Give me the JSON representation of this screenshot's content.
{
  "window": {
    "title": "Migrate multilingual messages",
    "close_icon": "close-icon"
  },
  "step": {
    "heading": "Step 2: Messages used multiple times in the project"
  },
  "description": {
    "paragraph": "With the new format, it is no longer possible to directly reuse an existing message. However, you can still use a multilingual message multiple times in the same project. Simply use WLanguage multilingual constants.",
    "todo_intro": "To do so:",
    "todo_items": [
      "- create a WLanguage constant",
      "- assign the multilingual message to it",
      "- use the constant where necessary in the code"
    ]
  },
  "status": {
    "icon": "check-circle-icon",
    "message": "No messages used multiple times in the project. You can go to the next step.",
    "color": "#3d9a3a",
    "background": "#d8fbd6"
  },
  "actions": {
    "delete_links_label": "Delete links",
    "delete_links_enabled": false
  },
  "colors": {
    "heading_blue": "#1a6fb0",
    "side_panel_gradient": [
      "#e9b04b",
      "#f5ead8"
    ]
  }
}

· · · ·

- _WHAT YOU HAVE TO DO_
Recopy the entries above exactly, with every line included.

- _RESPONSE FOR THIS EXERCISE_
Give me the JSON representation of this screenshot's content.
{
  "window": {
    "title": "Migrate multilingual messages",
    "close_icon": "close-icon"
  },
  "step": {
    "heading": "Step 2: Messages used multiple times in the project"
  },
  "description": {
    "paragraph": "With the new format, it is no longer possible to directly reuse an existing message. However, you can still use a multilingual message multiple times in the same project. Simply use WLanguage multilingual constants.",
    "todo_intro": "To do so:",
    "todo_items": [
      "- create a WLanguage constant",
      "- assign the multilingual message to it",
      "- use the constant where necessary in the code"
    ]
  },
  "status": {
    "icon": "check-circle-icon",
    "message": "No messages used multiple times in the project. You can go to the next step.",
    "color": "#3d9a3a",
    "background": "#d8fbd6"
  },
  "actions": {
    "delete_links_label": "Delete links",
    "delete_links_enabled": false
  },
  "colors": {
    "heading_blue": "#1a6fb0",
    "side_panel_gradient": [
      "#e9b04b",
      "#f5ead8"
    ]
  }
}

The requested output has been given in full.